14 août 2020

Condamnant la “tragédie” de l’assassinat d’un citoyen, les États-Unis exhortent le Pakistan à poursuivre les réformes

Qualifiant le meurtre d’un citoyen américain dans la salle d’audience du Pakistan de “tragédie honteuse”, le Département d’État américain a appelé Islamabad à prendre des mesures immédiates et à instituer des réformes pour éviter que de tels incidents ne se reproduisent à l’avenir.

Tahir Ahmad Naseem, membre de la communauté minoritaire ahmadie, a été abattu mercredi dans un tribunal de Peshawar. Il était jugé pour blasphème.

“Condoléances à la famille de Tahir Naseem, un citoyen américain qui a été tué aujourd’hui dans une salle d’audience au Pakistan. Nous demandons instamment au Pakistan de prendre des mesures immédiates et de poursuivre les réformes qui empêcheront qu’une tragédie aussi honteuse ne se reproduise”, a tweeté le Bureau des affaires d’Asie centrale et du Sud du Département d’État américain.

Le jeune agresseur, identifié comme étant Khalid Khan, qui a réussi à entrer dans le tribunal dans des conditions de sécurité très strictes, a été arrêté plus tard.

........

# Consigne 1
Dans le texte sur l'assassinat de Tahir Naseem, condensez le paragraphe qui commence par « Tahir Ahmad Naseem, membre » en une seule phrase qui en garde les faits principaux.
# Consigne 2
Prolongez le texte sur l'assassinat de Tahir Naseem à partir de sa dernière phrase.
La liste n'a aucun lien avec le texte sur l'assassinat de Tahir Naseem.

# Liste fournie
........

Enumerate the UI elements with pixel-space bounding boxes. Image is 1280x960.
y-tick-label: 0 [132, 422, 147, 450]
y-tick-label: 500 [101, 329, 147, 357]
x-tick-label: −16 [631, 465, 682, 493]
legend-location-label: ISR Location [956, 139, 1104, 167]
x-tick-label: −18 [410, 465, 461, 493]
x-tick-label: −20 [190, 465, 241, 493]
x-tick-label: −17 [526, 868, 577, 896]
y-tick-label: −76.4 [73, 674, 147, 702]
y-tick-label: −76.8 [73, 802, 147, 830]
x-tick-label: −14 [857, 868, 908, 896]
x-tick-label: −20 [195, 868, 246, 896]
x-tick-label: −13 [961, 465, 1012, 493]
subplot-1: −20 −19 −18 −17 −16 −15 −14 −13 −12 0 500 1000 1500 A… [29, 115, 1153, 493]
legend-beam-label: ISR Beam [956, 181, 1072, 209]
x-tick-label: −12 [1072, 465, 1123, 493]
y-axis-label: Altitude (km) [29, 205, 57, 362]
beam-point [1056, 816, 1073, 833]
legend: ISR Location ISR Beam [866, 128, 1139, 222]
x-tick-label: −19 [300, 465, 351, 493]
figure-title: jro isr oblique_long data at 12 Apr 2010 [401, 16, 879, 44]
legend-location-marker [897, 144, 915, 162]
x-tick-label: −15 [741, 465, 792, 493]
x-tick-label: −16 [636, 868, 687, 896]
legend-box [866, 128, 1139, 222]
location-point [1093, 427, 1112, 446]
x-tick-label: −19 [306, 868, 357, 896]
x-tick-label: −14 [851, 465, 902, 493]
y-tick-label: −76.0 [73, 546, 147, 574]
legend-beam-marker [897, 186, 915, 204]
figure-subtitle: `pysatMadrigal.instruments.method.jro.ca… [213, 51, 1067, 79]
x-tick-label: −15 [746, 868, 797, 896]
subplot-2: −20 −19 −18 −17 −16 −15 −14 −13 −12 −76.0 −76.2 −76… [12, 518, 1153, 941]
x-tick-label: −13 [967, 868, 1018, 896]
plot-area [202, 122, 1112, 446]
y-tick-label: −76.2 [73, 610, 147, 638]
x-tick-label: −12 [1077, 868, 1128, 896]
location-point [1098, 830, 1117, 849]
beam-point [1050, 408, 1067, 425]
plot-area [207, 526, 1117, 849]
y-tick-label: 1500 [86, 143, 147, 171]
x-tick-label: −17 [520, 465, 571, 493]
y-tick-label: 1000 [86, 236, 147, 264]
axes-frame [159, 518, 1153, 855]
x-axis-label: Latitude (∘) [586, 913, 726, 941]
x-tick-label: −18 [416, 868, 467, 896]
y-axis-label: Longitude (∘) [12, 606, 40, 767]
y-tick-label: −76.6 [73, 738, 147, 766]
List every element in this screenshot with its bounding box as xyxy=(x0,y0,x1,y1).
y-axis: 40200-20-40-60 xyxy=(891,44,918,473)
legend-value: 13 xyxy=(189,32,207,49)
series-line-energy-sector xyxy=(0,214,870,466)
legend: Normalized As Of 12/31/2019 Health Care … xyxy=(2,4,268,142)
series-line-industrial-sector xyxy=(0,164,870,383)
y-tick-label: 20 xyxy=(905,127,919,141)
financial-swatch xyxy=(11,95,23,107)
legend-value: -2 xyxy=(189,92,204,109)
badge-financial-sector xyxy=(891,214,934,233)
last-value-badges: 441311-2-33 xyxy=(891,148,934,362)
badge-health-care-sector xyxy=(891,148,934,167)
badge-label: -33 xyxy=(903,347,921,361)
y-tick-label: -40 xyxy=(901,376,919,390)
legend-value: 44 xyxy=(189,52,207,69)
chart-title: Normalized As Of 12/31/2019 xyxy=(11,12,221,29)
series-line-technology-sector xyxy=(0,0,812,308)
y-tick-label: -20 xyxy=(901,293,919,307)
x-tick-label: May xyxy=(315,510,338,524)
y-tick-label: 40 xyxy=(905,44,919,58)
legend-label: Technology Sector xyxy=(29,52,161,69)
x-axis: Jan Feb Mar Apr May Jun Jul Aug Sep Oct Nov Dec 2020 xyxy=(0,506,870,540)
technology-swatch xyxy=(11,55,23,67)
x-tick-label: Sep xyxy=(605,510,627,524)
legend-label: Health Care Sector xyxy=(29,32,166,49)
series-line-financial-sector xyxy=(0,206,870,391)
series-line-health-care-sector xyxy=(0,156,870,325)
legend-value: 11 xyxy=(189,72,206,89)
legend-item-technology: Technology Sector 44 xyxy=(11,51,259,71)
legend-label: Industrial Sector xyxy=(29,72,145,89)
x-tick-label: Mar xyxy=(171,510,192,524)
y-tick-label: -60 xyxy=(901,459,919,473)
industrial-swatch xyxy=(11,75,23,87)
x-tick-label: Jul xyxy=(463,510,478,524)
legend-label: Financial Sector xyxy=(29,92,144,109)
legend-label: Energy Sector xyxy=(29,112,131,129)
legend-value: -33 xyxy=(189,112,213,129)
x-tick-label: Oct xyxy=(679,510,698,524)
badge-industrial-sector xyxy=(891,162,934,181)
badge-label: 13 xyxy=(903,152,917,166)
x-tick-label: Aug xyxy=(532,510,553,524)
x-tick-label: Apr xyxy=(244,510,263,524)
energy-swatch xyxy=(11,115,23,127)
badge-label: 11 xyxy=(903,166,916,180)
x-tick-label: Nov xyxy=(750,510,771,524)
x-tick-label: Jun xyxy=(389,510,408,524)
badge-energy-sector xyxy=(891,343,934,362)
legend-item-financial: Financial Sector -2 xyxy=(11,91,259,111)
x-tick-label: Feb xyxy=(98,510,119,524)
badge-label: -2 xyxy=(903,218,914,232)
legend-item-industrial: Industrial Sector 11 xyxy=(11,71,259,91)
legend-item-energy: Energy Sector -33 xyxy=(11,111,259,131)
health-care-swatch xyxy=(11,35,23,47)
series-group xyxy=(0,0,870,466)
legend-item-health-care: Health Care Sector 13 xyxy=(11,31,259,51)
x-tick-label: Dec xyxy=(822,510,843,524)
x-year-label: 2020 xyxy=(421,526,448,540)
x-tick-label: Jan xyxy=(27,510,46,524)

........

# Réponse 1
Tahir Ahmad Naseem, un ahmadi jugé pour blasphème, a été abattu mercredi dans un tribunal de Peshawar.

# Réponse 2
Naseem a été arrêté il y a deux ans pour blasphème.

Les ahmadis, un groupe minoritaire de quatre millions de personnes au Pakistan, sont confrontés à la mort, aux menaces, à l’intimidation et à une campagne de haine soutenue depuis des décennies.

La loi pakistanaise controversée sur le blasphème prévoit une peine de mort automatique pour toute personne reconnue coupable d’avoir insulté Dieu, l’Islam ou d’autres personnalités religieuses.

De nombreux membres des communautés minoritaires au Pakistan – les Ahmadis, les Hindous, les Chrétiens et les Sikhs – ont été accusés d’avoir enfreint la loi draconienne sur le blasphème. Beaucoup d’entre eux croupissent en prison sous la fausse accusation de non-respect du Coran.